>> start
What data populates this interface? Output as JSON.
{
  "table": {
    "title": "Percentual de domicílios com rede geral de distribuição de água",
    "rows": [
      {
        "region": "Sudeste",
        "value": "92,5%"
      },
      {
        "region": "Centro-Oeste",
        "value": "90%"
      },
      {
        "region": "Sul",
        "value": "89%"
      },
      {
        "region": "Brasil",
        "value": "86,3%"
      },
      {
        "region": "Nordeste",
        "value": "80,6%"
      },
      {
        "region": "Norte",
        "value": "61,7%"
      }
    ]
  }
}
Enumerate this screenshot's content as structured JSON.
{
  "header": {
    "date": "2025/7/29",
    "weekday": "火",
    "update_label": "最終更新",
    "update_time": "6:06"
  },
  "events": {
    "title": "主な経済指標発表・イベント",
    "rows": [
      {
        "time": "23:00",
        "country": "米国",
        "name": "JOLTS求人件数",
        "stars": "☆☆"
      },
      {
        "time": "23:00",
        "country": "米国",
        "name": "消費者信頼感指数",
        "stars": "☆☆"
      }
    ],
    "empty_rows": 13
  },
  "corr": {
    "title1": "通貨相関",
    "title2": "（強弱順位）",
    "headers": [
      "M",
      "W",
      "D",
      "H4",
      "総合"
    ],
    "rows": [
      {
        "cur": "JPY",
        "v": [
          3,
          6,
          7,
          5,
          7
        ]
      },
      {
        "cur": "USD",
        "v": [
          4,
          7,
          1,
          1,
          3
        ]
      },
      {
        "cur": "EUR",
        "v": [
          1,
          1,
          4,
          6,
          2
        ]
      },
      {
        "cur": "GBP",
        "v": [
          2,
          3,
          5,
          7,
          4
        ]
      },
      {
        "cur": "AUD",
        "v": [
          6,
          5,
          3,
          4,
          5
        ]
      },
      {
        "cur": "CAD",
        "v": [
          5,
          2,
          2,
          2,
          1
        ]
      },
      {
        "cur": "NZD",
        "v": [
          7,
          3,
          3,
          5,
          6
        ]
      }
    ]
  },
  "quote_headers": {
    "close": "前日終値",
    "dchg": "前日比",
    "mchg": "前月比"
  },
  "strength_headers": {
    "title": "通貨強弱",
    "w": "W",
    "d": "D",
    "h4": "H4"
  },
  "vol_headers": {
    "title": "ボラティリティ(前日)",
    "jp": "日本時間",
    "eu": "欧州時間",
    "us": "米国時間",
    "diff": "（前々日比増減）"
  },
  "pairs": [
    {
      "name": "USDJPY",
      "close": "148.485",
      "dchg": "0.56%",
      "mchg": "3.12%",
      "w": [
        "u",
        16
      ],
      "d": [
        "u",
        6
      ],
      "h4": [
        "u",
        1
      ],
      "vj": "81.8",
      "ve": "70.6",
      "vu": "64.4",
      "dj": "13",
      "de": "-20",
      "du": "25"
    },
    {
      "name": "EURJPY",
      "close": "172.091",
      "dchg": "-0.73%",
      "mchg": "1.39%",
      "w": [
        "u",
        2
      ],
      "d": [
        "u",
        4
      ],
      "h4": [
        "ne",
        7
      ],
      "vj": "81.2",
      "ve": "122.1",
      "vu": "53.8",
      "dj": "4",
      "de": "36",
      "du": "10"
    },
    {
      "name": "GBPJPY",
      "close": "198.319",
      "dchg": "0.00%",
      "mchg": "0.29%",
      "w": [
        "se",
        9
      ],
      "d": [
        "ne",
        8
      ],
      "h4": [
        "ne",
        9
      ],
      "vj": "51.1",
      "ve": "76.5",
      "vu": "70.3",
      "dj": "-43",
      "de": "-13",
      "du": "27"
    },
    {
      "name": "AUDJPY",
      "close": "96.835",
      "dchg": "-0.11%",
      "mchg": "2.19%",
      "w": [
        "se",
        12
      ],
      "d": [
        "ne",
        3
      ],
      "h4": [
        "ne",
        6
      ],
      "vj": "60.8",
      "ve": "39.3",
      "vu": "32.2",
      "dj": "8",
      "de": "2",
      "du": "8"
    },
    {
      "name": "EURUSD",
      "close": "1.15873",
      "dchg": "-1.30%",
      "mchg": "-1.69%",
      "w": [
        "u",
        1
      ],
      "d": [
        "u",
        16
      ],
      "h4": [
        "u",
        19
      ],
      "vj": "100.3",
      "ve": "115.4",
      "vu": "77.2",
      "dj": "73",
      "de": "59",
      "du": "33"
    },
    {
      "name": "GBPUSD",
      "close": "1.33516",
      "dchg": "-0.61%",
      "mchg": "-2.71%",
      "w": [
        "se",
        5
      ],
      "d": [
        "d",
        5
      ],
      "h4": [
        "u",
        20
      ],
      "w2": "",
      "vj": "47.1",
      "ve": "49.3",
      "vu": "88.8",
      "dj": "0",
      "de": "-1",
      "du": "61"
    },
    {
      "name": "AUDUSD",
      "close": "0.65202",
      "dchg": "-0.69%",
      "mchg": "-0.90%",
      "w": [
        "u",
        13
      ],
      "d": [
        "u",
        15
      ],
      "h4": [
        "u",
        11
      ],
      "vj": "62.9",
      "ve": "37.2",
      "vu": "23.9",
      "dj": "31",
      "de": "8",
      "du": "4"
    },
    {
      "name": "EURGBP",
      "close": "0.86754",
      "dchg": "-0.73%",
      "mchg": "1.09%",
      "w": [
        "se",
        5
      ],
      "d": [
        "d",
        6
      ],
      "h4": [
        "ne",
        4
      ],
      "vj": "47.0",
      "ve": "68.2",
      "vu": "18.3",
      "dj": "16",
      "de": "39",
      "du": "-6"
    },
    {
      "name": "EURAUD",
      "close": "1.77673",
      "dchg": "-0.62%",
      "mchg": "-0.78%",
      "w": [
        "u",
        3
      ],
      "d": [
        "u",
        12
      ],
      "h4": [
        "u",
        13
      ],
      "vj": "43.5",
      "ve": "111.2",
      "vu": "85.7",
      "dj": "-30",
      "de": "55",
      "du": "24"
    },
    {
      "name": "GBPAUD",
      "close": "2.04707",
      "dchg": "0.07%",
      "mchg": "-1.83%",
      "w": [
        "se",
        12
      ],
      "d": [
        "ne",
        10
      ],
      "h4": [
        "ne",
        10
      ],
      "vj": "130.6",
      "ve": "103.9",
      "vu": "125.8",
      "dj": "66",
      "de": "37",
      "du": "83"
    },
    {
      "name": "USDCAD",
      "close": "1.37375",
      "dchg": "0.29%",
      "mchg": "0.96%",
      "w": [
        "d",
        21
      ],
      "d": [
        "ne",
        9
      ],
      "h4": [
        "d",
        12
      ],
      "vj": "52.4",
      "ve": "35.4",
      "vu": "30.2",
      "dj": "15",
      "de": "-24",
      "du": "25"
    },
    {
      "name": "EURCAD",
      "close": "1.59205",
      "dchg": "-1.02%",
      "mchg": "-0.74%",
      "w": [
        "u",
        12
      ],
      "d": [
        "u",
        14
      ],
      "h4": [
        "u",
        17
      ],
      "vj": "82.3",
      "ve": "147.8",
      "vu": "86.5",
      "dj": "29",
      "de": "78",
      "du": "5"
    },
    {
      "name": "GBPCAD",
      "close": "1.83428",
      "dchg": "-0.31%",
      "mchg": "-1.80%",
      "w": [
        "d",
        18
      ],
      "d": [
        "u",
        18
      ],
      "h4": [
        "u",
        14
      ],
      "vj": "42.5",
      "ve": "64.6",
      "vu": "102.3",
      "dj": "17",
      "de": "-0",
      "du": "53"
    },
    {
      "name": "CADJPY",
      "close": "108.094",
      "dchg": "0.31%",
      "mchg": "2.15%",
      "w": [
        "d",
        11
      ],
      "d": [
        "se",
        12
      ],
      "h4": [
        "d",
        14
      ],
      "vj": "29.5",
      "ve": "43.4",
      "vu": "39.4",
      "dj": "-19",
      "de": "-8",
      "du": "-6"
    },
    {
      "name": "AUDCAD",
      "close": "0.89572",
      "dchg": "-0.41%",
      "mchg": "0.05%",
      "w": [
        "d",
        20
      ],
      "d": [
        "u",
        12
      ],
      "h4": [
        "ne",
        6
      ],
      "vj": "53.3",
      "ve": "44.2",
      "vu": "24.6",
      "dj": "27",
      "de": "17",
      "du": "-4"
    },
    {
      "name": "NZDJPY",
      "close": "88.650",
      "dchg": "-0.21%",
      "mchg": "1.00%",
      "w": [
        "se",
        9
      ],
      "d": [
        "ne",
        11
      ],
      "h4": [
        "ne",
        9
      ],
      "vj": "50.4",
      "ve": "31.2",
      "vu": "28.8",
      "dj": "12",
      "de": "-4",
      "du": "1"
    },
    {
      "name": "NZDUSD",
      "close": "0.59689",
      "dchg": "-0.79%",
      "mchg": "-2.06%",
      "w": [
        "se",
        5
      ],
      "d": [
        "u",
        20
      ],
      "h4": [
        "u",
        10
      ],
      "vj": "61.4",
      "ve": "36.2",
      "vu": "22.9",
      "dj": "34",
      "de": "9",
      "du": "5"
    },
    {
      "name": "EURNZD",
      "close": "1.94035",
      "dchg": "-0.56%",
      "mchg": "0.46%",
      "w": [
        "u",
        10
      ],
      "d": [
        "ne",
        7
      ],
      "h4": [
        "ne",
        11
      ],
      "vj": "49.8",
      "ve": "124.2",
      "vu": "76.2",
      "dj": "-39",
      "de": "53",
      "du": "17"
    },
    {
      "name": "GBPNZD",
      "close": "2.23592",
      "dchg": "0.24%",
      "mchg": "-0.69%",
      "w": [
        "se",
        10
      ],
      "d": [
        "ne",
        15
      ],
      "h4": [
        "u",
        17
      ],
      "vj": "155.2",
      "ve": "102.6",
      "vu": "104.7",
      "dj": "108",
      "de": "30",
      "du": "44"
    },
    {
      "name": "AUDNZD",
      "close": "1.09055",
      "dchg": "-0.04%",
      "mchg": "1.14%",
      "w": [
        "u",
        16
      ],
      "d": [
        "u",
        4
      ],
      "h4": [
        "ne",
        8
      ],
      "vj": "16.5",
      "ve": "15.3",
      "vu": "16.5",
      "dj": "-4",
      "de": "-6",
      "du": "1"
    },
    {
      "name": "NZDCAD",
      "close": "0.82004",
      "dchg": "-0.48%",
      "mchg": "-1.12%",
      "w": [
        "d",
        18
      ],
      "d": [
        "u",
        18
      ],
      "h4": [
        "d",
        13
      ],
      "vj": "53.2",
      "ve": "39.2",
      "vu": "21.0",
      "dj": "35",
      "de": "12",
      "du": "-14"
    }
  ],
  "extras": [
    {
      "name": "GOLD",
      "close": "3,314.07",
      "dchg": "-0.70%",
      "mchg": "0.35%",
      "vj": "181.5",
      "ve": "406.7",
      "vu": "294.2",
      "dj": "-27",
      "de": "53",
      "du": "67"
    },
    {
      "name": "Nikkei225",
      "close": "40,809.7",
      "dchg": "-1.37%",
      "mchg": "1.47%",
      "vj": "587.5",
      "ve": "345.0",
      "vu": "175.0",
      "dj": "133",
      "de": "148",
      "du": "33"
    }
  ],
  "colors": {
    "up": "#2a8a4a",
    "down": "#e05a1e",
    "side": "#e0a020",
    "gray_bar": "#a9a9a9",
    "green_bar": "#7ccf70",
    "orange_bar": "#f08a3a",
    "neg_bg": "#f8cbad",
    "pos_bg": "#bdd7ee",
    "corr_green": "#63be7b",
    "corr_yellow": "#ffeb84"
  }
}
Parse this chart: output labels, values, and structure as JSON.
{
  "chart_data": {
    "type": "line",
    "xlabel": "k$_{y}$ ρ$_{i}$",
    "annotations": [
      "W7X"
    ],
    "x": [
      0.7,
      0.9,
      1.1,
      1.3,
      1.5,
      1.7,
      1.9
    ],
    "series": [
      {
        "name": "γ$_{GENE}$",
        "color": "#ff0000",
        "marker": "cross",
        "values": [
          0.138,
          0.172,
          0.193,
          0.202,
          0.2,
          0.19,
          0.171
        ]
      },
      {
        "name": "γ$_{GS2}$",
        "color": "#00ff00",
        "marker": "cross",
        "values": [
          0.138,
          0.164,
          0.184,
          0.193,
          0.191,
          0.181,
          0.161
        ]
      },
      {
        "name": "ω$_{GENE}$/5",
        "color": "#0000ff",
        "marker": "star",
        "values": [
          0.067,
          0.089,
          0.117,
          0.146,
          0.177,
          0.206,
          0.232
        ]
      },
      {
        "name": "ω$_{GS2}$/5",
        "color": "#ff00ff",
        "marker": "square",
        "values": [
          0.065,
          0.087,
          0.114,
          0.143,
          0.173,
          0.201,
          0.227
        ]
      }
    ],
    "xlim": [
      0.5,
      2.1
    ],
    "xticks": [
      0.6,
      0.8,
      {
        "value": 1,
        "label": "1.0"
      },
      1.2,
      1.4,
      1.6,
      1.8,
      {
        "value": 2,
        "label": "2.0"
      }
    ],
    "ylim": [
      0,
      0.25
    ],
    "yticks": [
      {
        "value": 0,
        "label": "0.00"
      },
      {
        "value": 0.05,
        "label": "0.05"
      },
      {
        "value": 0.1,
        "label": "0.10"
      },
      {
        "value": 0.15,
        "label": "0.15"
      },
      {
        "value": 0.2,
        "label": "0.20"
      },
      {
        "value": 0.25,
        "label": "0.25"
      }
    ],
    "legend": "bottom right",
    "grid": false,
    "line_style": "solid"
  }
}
>> end
From the entries above, return each line with the word "JSON" in it.

**Task response:**
What data populates this interface? Output as JSON.
Enumerate this screenshot's content as structured JSON.
Parse this chart: output labels, values, and structure as JSON.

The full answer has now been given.